▶ **DATASET RECORDS**:
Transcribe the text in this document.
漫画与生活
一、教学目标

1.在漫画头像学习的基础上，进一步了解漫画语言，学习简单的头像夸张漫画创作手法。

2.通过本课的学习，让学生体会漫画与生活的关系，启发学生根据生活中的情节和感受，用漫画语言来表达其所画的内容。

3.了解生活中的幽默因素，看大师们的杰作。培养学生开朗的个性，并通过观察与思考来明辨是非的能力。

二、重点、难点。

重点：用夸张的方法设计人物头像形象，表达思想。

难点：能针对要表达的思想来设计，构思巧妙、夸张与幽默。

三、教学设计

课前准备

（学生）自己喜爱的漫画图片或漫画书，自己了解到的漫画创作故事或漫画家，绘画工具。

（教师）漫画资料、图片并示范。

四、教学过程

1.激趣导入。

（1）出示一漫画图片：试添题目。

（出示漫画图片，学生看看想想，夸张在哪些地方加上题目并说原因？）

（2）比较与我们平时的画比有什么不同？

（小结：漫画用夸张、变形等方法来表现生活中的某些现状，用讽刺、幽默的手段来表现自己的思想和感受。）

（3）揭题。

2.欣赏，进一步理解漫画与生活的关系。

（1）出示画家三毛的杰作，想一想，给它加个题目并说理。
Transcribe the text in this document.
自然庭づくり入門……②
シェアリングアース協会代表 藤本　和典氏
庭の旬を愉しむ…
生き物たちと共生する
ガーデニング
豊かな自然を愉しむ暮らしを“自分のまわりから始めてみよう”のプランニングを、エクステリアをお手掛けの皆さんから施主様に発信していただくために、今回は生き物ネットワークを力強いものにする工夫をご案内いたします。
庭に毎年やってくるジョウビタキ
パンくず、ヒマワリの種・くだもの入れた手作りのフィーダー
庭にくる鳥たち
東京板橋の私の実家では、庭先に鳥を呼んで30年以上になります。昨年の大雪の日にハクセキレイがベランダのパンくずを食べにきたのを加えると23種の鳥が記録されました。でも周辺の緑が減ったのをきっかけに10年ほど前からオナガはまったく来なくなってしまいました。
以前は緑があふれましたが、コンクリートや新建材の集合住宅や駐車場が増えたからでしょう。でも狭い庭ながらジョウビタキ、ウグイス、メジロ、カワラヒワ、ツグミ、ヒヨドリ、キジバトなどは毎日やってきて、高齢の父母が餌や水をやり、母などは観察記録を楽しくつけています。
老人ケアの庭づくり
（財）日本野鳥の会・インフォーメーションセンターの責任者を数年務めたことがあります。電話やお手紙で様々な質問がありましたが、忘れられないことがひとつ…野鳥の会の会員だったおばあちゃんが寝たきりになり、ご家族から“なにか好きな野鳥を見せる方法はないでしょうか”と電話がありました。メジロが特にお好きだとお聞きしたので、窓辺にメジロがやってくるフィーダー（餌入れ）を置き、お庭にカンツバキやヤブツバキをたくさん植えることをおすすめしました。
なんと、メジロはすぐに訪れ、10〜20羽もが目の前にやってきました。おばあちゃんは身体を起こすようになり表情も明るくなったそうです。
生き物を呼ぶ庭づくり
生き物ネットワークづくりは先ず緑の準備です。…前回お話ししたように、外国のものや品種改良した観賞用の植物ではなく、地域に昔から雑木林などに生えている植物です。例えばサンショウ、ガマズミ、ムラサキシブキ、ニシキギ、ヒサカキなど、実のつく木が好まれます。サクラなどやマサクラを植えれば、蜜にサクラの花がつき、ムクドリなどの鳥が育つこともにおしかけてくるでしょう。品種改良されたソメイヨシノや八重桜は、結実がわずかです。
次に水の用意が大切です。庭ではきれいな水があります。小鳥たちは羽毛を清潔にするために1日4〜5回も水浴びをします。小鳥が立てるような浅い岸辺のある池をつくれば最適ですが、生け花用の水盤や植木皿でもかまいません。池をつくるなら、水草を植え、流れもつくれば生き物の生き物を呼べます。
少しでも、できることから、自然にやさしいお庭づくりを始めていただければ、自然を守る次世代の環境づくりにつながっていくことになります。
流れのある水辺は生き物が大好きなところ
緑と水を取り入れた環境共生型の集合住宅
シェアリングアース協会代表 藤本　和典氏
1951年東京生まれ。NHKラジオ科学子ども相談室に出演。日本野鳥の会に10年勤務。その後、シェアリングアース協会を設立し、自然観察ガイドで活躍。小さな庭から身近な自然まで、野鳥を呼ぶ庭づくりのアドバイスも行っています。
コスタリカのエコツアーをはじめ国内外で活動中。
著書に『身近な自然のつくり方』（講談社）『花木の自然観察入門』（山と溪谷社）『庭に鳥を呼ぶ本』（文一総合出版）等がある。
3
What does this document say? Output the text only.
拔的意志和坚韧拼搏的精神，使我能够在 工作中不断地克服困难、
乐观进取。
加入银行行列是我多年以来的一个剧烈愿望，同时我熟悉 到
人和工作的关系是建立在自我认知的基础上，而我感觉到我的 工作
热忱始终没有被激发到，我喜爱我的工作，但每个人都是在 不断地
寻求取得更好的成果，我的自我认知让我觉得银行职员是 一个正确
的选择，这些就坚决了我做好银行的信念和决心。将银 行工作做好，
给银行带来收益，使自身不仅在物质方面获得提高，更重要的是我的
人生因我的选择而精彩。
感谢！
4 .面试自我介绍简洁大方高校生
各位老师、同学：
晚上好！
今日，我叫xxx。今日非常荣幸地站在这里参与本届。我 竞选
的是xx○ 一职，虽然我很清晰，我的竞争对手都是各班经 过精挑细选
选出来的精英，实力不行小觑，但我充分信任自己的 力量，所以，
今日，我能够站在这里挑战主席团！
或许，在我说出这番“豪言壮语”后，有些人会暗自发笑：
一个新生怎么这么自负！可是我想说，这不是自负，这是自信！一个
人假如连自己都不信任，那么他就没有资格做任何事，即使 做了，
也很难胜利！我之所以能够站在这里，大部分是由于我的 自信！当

▶ **AIM**:
Exactly as shown above, return every record.

▶ **THE REPLY**:
Transcribe the text in this document.
漫画与生活
一、教学目标

1.在漫画头像学习的基础上，进一步了解漫画语言，学习简单的头像夸张漫画创作手法。

2.通过本课的学习，让学生体会漫画与生活的关系，启发学生根据生活中的情节和感受，用漫画语言来表达其所画的内容。

3.了解生活中的幽默因素，看大师们的杰作。培养学生开朗的个性，并通过观察与思考来明辨是非的能力。

二、重点、难点。

重点：用夸张的方法设计人物头像形象，表达思想。

难点：能针对要表达的思想来设计，构思巧妙、夸张与幽默。

三、教学设计

课前准备

（学生）自己喜爱的漫画图片或漫画书，自己了解到的漫画创作故事或漫画家，绘画工具。

（教师）漫画资料、图片并示范。

四、教学过程

1.激趣导入。

（1）出示一漫画图片：试添题目。

（出示漫画图片，学生看看想想，夸张在哪些地方加上题目并说原因？）

（2）比较与我们平时的画比有什么不同？

（小结：漫画用夸张、变形等方法来表现生活中的某些现状，用讽刺、幽默的手段来表现自己的思想和感受。）

（3）揭题。

2.欣赏，进一步理解漫画与生活的关系。

（1）出示画家三毛的杰作，想一想，给它加个题目并说理。
Transcribe the text in this document.
自然庭づくり入門……②
シェアリングアース協会代表 藤本　和典氏
庭の旬を愉しむ…
生き物たちと共生する
ガーデニング
豊かな自然を愉しむ暮らしを“自分のまわりから始めてみよう”のプランニングを、エクステリアをお手掛けの皆さんから施主様に発信していただくために、今回は生き物ネットワークを力強いものにする工夫をご案内いたします。
庭に毎年やってくるジョウビタキ
パンくず、ヒマワリの種・くだもの入れた手作りのフィーダー
庭にくる鳥たち
東京板橋の私の実家では、庭先に鳥を呼んで30年以上になります。昨年の大雪の日にハクセキレイがベランダのパンくずを食べにきたのを加えると23種の鳥が記録されました。でも周辺の緑が減ったのをきっかけに10年ほど前からオナガはまったく来なくなってしまいました。
以前は緑があふれましたが、コンクリートや新建材の集合住宅や駐車場が増えたからでしょう。でも狭い庭ながらジョウビタキ、ウグイス、メジロ、カワラヒワ、ツグミ、ヒヨドリ、キジバトなどは毎日やってきて、高齢の父母が餌や水をやり、母などは観察記録を楽しくつけています。
老人ケアの庭づくり
（財）日本野鳥の会・インフォーメーションセンターの責任者を数年務めたことがあります。電話やお手紙で様々な質問がありましたが、忘れられないことがひとつ…野鳥の会の会員だったおばあちゃんが寝たきりになり、ご家族から“なにか好きな野鳥を見せる方法はないでしょうか”と電話がありました。メジロが特にお好きだとお聞きしたので、窓辺にメジロがやってくるフィーダー（餌入れ）を置き、お庭にカンツバキやヤブツバキをたくさん植えることをおすすめしました。
なんと、メジロはすぐに訪れ、10〜20羽もが目の前にやってきました。おばあちゃんは身体を起こすようになり表情も明るくなったそうです。
生き物を呼ぶ庭づくり
生き物ネットワークづくりは先ず緑の準備です。…前回お話ししたように、外国のものや品種改良した観賞用の植物ではなく、地域に昔から雑木林などに生えている植物です。例えばサンショウ、ガマズミ、ムラサキシブキ、ニシキギ、ヒサカキなど、実のつく木が好まれます。サクラなどやマサクラを植えれば、蜜にサクラの花がつき、ムクドリなどの鳥が育つこともにおしかけてくるでしょう。品種改良されたソメイヨシノや八重桜は、結実がわずかです。
次に水の用意が大切です。庭ではきれいな水があります。小鳥たちは羽毛を清潔にするために1日4〜5回も水浴びをします。小鳥が立てるような浅い岸辺のある池をつくれば最適ですが、生け花用の水盤や植木皿でもかまいません。池をつくるなら、水草を植え、流れもつくれば生き物の生き物を呼べます。
少しでも、できることから、自然にやさしいお庭づくりを始めていただければ、自然を守る次世代の環境づくりにつながっていくことになります。
流れのある水辺は生き物が大好きなところ
緑と水を取り入れた環境共生型の集合住宅
シェアリングアース協会代表 藤本　和典氏
1951年東京生まれ。NHKラジオ科学子ども相談室に出演。日本野鳥の会に10年勤務。その後、シェアリングアース協会を設立し、自然観察ガイドで活躍。小さな庭から身近な自然まで、野鳥を呼ぶ庭づくりのアドバイスも行っています。
コスタリカのエコツアーをはじめ国内外で活動中。
著書に『身近な自然のつくり方』（講談社）『花木の自然観察入門』（山と溪谷社）『庭に鳥を呼ぶ本』（文一総合出版）等がある。
3
What does this document say? Output the text only.
拔的意志和坚韧拼搏的精神，使我能够在 工作中不断地克服困难、
乐观进取。
加入银行行列是我多年以来的一个剧烈愿望，同时我熟悉 到
人和工作的关系是建立在自我认知的基础上，而我感觉到我的 工作
热忱始终没有被激发到，我喜爱我的工作，但每个人都是在 不断地
寻求取得更好的成果，我的自我认知让我觉得银行职员是 一个正确
的选择，这些就坚决了我做好银行的信念和决心。将银 行工作做好，
给银行带来收益，使自身不仅在物质方面获得提高，更重要的是我的
人生因我的选择而精彩。
感谢！
4 .面试自我介绍简洁大方高校生
各位老师、同学：
晚上好！
今日，我叫xxx。今日非常荣幸地站在这里参与本届。我 竞选
的是xx○ 一职，虽然我很清晰，我的竞争对手都是各班经 过精挑细选
选出来的精英，实力不行小觑，但我充分信任自己的 力量，所以，
今日，我能够站在这里挑战主席团！
或许，在我说出这番“豪言壮语”后，有些人会暗自发笑：
一个新生怎么这么自负！可是我想说，这不是自负，这是自信！一个
人假如连自己都不信任，那么他就没有资格做任何事，即使 做了，
也很难胜利！我之所以能够站在这里，大部分是由于我的 自信！当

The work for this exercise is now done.